***** MATERIAL FOR THE TASK *****

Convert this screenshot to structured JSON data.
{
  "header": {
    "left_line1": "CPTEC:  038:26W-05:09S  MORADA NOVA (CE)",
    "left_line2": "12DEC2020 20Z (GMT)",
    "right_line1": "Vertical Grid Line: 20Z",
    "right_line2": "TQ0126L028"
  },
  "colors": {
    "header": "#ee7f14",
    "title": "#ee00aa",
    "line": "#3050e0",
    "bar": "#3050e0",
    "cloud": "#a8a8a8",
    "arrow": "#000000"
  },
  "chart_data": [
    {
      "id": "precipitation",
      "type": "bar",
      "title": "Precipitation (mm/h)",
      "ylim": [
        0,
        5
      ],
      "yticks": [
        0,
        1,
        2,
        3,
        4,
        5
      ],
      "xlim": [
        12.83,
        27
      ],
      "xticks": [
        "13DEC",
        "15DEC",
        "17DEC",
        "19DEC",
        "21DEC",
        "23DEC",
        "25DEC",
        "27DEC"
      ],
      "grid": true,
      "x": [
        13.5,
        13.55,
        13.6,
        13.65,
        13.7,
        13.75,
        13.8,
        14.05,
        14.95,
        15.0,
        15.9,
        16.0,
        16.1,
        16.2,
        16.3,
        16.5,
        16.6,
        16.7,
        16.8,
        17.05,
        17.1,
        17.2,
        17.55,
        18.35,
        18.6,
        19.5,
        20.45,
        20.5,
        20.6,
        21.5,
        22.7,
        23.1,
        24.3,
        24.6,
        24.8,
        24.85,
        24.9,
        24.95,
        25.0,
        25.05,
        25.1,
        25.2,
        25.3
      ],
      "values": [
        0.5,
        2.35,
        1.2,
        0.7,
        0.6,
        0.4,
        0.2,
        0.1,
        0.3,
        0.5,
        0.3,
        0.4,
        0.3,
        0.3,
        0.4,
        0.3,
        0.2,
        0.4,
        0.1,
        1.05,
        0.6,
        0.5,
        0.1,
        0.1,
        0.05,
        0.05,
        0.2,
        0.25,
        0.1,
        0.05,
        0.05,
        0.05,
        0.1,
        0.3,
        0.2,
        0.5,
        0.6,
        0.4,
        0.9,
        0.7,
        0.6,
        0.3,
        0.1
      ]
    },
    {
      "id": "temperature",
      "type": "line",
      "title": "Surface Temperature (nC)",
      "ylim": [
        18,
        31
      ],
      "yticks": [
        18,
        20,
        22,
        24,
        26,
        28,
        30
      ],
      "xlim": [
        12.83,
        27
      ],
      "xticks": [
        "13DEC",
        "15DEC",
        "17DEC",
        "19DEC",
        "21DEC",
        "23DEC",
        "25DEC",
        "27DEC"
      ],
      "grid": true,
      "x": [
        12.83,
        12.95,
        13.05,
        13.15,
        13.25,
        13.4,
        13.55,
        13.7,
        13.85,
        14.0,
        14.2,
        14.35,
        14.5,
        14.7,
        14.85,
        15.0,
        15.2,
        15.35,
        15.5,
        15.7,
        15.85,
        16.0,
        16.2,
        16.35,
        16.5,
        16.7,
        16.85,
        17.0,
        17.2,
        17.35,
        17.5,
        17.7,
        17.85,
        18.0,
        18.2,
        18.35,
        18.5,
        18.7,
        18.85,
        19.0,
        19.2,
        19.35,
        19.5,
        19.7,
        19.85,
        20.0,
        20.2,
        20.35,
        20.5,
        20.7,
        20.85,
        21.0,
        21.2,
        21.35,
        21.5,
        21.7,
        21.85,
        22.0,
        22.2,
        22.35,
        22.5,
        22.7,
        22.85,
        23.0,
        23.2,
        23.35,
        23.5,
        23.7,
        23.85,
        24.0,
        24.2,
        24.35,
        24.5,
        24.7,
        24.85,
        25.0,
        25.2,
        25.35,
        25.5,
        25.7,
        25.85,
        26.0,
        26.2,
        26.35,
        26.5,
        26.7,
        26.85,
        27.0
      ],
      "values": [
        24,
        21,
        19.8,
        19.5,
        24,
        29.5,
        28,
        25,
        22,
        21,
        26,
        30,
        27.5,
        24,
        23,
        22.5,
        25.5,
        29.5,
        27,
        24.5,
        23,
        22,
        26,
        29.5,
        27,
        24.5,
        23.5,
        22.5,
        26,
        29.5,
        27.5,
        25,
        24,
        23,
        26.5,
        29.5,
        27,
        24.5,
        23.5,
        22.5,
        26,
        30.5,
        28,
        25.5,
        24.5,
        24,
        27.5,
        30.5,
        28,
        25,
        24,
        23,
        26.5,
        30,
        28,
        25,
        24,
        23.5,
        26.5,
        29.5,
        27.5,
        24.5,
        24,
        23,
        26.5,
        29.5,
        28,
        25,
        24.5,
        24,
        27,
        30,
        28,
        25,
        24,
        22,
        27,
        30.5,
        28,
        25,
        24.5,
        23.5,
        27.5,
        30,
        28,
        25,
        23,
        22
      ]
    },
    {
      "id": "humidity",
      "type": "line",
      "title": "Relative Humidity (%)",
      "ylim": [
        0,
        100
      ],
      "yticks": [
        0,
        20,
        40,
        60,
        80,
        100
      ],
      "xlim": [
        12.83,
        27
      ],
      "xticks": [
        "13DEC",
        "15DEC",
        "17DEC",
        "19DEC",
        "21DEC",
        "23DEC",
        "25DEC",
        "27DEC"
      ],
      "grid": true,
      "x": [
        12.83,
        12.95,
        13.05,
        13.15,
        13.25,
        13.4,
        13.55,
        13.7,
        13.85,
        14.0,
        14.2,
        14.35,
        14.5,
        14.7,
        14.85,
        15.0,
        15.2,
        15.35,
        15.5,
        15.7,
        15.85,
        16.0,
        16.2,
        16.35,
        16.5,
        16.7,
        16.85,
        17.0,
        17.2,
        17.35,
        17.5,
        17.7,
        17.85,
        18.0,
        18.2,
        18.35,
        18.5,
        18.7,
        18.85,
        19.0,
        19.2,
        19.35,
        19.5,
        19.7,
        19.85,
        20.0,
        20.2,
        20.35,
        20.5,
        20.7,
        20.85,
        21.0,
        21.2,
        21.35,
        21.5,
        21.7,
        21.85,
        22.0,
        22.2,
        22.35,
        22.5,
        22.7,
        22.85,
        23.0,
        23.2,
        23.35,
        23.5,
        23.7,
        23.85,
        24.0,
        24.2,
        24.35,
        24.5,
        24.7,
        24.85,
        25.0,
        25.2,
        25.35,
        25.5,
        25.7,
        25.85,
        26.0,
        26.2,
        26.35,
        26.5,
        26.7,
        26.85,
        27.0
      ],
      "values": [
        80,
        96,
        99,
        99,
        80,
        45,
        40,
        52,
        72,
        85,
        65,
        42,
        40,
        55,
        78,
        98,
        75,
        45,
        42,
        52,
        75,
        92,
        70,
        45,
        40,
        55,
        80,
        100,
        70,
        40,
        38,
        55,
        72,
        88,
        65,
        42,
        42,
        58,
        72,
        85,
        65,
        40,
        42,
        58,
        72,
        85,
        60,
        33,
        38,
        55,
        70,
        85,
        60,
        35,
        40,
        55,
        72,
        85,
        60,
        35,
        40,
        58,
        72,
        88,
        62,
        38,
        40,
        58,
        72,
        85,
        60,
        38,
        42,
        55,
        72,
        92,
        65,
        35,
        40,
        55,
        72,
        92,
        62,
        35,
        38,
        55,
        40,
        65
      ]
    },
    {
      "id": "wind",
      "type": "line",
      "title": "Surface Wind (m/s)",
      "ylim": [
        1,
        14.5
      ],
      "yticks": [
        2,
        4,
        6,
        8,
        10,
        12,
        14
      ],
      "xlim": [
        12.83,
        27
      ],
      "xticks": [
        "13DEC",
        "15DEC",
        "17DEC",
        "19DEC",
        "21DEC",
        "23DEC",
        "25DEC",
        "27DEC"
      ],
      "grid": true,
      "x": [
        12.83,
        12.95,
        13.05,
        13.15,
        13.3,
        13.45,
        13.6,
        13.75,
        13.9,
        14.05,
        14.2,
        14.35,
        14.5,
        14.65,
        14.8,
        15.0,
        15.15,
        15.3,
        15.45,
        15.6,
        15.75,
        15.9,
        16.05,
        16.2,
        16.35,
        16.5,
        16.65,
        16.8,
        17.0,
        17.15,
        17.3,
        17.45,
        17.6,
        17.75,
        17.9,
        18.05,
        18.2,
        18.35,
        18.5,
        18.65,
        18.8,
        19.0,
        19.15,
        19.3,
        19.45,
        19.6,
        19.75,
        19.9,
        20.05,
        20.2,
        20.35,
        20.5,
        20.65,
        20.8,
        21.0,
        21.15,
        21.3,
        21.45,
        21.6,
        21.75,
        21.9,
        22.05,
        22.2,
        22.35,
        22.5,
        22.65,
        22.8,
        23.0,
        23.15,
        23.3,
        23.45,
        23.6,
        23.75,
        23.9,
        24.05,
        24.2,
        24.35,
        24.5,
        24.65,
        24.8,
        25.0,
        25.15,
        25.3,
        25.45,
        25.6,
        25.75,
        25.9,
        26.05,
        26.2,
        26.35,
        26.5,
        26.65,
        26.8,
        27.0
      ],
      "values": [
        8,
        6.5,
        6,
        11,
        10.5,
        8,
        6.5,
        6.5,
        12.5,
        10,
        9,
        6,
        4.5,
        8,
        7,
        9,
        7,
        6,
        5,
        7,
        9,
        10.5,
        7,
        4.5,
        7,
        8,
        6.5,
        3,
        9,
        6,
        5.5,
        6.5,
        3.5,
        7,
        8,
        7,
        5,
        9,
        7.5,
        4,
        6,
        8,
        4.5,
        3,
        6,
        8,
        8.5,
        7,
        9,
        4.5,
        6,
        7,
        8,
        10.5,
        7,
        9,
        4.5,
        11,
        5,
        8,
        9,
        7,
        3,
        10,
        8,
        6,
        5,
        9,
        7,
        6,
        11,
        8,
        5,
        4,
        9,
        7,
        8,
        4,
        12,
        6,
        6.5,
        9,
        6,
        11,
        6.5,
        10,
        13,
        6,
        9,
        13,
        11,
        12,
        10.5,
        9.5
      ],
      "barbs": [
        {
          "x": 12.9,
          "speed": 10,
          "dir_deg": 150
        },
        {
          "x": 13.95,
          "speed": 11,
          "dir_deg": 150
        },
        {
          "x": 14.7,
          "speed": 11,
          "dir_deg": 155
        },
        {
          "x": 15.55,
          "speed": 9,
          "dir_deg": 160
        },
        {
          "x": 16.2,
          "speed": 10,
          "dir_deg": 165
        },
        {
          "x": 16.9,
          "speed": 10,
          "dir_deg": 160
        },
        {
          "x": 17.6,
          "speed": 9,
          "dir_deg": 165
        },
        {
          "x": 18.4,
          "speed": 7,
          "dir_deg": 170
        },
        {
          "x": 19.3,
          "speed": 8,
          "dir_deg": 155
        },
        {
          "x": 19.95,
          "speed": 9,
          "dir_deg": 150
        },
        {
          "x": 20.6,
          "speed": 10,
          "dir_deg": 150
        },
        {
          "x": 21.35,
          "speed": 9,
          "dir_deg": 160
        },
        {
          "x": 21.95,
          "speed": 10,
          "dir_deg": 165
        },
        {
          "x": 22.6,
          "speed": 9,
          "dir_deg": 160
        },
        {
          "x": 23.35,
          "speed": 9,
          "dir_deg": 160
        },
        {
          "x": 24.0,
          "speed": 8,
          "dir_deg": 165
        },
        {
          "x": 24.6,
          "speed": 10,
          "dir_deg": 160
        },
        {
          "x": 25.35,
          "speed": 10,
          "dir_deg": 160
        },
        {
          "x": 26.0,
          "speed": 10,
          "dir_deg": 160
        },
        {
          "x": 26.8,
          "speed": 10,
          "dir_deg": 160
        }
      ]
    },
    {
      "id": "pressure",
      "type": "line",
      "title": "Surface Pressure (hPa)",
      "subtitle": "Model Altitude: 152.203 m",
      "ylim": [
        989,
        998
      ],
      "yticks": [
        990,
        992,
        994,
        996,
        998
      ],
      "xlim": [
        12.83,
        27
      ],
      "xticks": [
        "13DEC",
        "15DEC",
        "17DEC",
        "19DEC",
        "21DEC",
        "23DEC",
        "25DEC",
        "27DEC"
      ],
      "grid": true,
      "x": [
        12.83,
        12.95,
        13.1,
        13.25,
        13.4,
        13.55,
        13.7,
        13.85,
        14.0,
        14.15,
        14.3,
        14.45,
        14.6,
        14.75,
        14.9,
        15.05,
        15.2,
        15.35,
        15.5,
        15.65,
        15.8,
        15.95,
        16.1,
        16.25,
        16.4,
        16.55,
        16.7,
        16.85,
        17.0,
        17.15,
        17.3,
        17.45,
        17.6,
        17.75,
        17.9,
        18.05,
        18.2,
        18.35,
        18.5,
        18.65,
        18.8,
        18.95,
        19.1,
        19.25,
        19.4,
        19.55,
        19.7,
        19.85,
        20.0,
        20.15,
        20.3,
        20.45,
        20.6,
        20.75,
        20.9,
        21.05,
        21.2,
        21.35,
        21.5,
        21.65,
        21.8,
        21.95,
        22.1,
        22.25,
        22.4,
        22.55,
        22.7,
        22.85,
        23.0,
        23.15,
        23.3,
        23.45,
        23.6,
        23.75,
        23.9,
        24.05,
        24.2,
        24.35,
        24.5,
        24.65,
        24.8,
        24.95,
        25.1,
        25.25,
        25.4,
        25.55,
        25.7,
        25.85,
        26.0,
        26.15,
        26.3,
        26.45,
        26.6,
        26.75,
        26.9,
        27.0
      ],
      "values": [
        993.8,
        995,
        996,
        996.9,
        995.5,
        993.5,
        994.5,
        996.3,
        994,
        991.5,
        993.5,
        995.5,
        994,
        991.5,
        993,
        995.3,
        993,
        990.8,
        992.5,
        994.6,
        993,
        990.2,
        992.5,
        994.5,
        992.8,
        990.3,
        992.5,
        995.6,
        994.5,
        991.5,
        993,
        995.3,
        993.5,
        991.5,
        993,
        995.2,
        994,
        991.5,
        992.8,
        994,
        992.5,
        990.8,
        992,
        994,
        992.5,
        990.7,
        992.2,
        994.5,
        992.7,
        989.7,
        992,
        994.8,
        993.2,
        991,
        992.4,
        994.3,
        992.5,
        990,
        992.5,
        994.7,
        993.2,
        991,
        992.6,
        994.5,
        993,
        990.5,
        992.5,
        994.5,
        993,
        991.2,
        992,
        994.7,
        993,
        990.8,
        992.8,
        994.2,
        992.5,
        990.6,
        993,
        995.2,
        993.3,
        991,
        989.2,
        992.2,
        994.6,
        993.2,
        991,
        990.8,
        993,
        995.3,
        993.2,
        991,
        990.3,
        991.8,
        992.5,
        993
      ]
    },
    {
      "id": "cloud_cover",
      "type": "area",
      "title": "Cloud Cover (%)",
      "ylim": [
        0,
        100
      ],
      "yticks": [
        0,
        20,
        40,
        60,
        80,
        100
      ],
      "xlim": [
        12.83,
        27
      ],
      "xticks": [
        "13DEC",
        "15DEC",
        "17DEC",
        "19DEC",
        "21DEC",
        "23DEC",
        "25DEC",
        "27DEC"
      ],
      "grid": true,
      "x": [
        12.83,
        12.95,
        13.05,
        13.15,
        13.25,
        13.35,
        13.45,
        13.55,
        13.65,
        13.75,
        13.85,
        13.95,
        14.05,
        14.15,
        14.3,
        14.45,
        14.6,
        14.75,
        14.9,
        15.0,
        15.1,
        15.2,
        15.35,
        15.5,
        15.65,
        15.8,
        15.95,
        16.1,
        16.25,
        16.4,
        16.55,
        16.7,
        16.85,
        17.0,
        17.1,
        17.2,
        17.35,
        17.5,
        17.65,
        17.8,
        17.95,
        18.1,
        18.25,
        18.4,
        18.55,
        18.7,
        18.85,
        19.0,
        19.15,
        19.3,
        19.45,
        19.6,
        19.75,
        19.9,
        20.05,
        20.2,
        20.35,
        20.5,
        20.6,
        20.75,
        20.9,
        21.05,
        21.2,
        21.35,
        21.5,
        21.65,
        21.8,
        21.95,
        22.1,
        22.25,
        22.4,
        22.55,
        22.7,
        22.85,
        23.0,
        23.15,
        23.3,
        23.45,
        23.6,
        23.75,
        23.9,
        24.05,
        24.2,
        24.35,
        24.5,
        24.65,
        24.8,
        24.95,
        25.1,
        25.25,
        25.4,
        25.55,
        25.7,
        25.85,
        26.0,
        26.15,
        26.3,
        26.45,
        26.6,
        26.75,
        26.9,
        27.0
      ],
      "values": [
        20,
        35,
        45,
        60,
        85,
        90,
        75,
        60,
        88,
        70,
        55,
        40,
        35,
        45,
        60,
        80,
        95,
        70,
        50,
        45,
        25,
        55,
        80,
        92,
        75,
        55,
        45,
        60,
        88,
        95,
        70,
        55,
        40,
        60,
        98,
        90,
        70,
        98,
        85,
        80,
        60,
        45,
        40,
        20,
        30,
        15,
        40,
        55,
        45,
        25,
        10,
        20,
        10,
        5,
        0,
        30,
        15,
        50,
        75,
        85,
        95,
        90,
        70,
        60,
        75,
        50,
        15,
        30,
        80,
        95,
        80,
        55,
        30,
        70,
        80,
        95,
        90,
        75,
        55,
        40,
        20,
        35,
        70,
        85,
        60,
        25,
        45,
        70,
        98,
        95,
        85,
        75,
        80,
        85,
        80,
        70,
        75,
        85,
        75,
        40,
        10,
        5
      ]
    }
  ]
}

*****

In the entries above, find lines with "Surface" and copy each.

      "title": "Surface Temperature (nC)",
      "title": "Surface Wind (m/s)",
      "title": "Surface Pressure (hPa)",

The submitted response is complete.